* begin *

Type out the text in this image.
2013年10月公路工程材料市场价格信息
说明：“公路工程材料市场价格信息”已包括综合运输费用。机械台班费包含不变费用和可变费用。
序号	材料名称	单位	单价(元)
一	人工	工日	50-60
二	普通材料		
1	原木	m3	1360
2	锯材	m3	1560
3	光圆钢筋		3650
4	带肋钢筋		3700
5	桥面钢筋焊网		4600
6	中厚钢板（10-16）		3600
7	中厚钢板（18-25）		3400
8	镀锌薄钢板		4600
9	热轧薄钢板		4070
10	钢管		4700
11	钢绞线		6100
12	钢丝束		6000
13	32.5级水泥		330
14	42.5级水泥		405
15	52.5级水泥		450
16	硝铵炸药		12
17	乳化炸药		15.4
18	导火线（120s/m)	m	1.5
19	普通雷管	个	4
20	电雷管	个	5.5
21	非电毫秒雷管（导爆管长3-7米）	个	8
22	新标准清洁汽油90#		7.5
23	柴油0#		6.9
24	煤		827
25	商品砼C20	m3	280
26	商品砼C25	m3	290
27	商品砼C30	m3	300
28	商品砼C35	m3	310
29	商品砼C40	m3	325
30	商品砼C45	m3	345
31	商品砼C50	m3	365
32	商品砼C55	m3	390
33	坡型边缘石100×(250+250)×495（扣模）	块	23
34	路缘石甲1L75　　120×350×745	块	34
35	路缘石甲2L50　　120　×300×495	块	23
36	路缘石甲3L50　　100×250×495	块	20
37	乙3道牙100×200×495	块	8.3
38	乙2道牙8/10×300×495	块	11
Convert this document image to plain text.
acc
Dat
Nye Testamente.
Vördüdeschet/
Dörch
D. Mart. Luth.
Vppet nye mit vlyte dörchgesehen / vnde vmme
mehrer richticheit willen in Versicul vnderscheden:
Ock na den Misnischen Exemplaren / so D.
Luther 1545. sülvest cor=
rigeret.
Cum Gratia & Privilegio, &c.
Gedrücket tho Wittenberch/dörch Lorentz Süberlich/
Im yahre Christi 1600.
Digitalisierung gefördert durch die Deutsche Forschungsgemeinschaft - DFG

* end *

What you should do -> Repeat the data precisely, reproducing every entry.

Full solution ->
Type out the text in this image.
2013年10月公路工程材料市场价格信息
说明：“公路工程材料市场价格信息”已包括综合运输费用。机械台班费包含不变费用和可变费用。
序号	材料名称	单位	单价(元)
一	人工	工日	50-60
二	普通材料		
1	原木	m3	1360
2	锯材	m3	1560
3	光圆钢筋		3650
4	带肋钢筋		3700
5	桥面钢筋焊网		4600
6	中厚钢板（10-16）		3600
7	中厚钢板（18-25）		3400
8	镀锌薄钢板		4600
9	热轧薄钢板		4070
10	钢管		4700
11	钢绞线		6100
12	钢丝束		6000
13	32.5级水泥		330
14	42.5级水泥		405
15	52.5级水泥		450
16	硝铵炸药		12
17	乳化炸药		15.4
18	导火线（120s/m)	m	1.5
19	普通雷管	个	4
20	电雷管	个	5.5
21	非电毫秒雷管（导爆管长3-7米）	个	8
22	新标准清洁汽油90#		7.5
23	柴油0#		6.9
24	煤		827
25	商品砼C20	m3	280
26	商品砼C25	m3	290
27	商品砼C30	m3	300
28	商品砼C35	m3	310
29	商品砼C40	m3	325
30	商品砼C45	m3	345
31	商品砼C50	m3	365
32	商品砼C55	m3	390
33	坡型边缘石100×(250+250)×495（扣模）	块	23
34	路缘石甲1L75　　120×350×745	块	34
35	路缘石甲2L50　　120　×300×495	块	23
36	路缘石甲3L50　　100×250×495	块	20
37	乙3道牙100×200×495	块	8.3
38	乙2道牙8/10×300×495	块	11
Convert this document image to plain text.
acc
Dat
Nye Testamente.
Vördüdeschet/
Dörch
D. Mart. Luth.
Vppet nye mit vlyte dörchgesehen / vnde vmme
mehrer richticheit willen in Versicul vnderscheden:
Ock na den Misnischen Exemplaren / so D.
Luther 1545. sülvest cor=
rigeret.
Cum Gratia & Privilegio, &c.
Gedrücket tho Wittenberch/dörch Lorentz Süberlich/
Im yahre Christi 1600.
Digitalisierung gefördert durch die Deutsche Forschungsgemeinschaft - DFG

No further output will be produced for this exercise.